**Short exercise**
Rewrite the records as a numbered list, starting with their first line and ending with the line that contains "main-series-3-point-4 bbox=[121, 213, 131, 228]", and leave out any blank lines.

(Spatial layout entries)
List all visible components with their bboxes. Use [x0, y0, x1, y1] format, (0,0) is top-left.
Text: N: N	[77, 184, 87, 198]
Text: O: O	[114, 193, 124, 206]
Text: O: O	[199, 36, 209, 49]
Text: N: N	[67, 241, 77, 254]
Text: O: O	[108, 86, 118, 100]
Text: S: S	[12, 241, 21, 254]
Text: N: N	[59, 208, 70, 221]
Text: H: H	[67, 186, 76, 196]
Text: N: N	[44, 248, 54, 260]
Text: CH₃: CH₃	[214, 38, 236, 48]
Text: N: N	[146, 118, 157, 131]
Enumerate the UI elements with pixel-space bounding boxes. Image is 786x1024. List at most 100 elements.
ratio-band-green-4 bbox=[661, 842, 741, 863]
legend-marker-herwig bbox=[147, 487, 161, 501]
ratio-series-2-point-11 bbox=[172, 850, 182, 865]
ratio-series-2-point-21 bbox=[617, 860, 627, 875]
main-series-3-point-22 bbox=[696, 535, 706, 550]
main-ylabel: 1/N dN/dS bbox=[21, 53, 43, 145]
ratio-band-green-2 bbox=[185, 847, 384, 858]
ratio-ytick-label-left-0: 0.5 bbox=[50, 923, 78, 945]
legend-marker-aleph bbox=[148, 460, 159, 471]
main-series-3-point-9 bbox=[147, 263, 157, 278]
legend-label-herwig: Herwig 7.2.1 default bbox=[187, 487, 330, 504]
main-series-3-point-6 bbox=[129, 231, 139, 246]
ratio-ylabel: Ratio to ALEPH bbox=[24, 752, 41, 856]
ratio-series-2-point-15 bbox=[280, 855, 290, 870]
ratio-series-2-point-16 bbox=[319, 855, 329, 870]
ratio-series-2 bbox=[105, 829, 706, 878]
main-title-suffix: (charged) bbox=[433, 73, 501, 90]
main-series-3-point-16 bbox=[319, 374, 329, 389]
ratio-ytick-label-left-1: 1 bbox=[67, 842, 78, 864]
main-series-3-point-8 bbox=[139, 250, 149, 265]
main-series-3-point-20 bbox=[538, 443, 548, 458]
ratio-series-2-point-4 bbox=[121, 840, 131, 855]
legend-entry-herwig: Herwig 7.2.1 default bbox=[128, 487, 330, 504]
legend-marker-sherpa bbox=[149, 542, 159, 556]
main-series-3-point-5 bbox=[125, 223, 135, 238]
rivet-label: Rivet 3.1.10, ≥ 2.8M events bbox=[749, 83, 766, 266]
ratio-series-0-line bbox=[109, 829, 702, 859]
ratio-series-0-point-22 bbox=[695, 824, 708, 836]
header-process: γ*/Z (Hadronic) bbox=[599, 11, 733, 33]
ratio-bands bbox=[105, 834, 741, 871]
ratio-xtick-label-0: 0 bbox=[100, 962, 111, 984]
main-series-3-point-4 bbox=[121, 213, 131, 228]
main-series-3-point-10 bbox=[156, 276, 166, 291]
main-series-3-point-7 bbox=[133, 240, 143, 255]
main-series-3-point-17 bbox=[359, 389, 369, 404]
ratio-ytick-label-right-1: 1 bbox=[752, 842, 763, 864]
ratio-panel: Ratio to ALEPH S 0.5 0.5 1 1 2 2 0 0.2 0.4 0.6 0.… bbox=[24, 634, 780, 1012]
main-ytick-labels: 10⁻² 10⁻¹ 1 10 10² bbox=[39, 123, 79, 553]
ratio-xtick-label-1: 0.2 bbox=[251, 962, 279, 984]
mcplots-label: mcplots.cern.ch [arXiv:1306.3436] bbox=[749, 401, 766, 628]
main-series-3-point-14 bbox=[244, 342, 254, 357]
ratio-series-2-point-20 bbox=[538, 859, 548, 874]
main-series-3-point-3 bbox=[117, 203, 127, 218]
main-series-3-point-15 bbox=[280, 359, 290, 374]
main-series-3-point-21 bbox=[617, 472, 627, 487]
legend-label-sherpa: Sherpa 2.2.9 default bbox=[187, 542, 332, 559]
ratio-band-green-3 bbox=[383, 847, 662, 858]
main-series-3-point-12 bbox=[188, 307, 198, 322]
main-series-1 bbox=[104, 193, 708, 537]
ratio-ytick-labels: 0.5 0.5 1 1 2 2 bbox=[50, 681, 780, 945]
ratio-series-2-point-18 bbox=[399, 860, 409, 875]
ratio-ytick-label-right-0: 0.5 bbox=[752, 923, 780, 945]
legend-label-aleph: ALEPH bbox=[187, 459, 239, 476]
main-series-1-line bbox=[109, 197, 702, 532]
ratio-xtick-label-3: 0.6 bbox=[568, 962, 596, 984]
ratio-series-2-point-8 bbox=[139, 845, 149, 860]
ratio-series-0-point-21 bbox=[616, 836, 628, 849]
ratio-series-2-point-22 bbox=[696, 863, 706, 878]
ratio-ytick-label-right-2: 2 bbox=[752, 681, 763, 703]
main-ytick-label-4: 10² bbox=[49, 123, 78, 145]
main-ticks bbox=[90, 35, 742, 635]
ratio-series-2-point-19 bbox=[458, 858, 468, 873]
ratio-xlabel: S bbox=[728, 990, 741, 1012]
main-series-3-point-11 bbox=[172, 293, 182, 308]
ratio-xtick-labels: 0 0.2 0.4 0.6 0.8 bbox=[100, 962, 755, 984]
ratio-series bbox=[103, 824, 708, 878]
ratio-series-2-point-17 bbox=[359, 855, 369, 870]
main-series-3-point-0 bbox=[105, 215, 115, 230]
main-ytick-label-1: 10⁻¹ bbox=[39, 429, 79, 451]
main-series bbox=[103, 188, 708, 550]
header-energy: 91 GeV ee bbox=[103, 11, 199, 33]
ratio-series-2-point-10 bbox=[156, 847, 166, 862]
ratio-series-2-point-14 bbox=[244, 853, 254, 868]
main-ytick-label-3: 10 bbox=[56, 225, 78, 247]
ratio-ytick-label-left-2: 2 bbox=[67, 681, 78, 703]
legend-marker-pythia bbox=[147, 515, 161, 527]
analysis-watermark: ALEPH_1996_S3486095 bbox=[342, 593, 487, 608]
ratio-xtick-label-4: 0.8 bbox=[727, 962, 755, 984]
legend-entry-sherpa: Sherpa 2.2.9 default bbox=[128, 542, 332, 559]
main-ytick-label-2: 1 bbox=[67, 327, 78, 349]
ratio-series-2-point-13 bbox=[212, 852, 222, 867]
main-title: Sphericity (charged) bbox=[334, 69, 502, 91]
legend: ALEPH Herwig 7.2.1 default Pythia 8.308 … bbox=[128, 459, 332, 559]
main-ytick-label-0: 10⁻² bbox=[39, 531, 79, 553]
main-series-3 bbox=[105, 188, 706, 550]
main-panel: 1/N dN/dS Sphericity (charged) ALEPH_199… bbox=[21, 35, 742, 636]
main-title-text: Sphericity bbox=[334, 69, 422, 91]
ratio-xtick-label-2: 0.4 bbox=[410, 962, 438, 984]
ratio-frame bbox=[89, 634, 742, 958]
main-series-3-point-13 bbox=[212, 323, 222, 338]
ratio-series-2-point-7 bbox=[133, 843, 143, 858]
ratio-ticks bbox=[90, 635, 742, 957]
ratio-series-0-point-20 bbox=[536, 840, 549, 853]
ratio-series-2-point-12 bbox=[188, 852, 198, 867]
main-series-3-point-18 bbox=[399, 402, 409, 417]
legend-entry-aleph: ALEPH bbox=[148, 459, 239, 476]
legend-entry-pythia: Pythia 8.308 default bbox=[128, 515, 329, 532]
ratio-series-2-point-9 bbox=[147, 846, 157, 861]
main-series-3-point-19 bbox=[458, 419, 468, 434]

**Result**
1. List all visible components with their bboxes. Use [x0, y0, x1, y1] format, (0,0) is top-left.
2. Text: N: N	[77, 184, 87, 198]
3. Text: O: O	[114, 193, 124, 206]
4. Text: O: O	[199, 36, 209, 49]
5. Text: N: N	[67, 241, 77, 254]
6. Text: O: O	[108, 86, 118, 100]
7. Text: S: S	[12, 241, 21, 254]
8. Text: N: N	[59, 208, 70, 221]
9. Text: H: H	[67, 186, 76, 196]
10. Text: N: N	[44, 248, 54, 260]
11. Text: CH₃: CH₃	[214, 38, 236, 48]
12. Text: N: N	[146, 118, 157, 131]
13. Enumerate the UI elements with pixel-space bounding boxes. Image is 786x1024. List at most 100 elements.
14. ratio-band-green-4 bbox=[661, 842, 741, 863]
15. legend-marker-herwig bbox=[147, 487, 161, 501]
16. ratio-series-2-point-11 bbox=[172, 850, 182, 865]
17. ratio-series-2-point-21 bbox=[617, 860, 627, 875]
18. main-series-3-point-22 bbox=[696, 535, 706, 550]
19. main-ylabel: 1/N dN/dS bbox=[21, 53, 43, 145]
20. ratio-band-green-2 bbox=[185, 847, 384, 858]
21. ratio-ytick-label-left-0: 0.5 bbox=[50, 923, 78, 945]
22. legend-marker-aleph bbox=[148, 460, 159, 471]
23. main-series-3-point-9 bbox=[147, 263, 157, 278]
24. legend-label-herwig: Herwig 7.2.1 default bbox=[187, 487, 330, 504]
25. main-series-3-point-6 bbox=[129, 231, 139, 246]
26. ratio-ylabel: Ratio to ALEPH bbox=[24, 752, 41, 856]
27. ratio-series-2-point-15 bbox=[280, 855, 290, 870]
28. ratio-series-2-point-16 bbox=[319, 855, 329, 870]
29. ratio-series-2 bbox=[105, 829, 706, 878]
30. main-title-suffix: (charged) bbox=[433, 73, 501, 90]
31. main-series-3-point-16 bbox=[319, 374, 329, 389]
32. ratio-ytick-label-left-1: 1 bbox=[67, 842, 78, 864]
33. main-series-3-point-8 bbox=[139, 250, 149, 265]
34. main-series-3-point-20 bbox=[538, 443, 548, 458]
35. ratio-series-2-point-4 bbox=[121, 840, 131, 855]
36. legend-entry-herwig: Herwig 7.2.1 default bbox=[128, 487, 330, 504]
37. legend-marker-sherpa bbox=[149, 542, 159, 556]
38. main-series-3-point-5 bbox=[125, 223, 135, 238]
39. rivet-label: Rivet 3.1.10, ≥ 2.8M events bbox=[749, 83, 766, 266]
40. ratio-series-0-line bbox=[109, 829, 702, 859]
41. ratio-series-0-point-22 bbox=[695, 824, 708, 836]
42. header-process: γ*/Z (Hadronic) bbox=[599, 11, 733, 33]
43. ratio-bands bbox=[105, 834, 741, 871]
44. ratio-xtick-label-0: 0 bbox=[100, 962, 111, 984]
45. main-series-3-point-4 bbox=[121, 213, 131, 228]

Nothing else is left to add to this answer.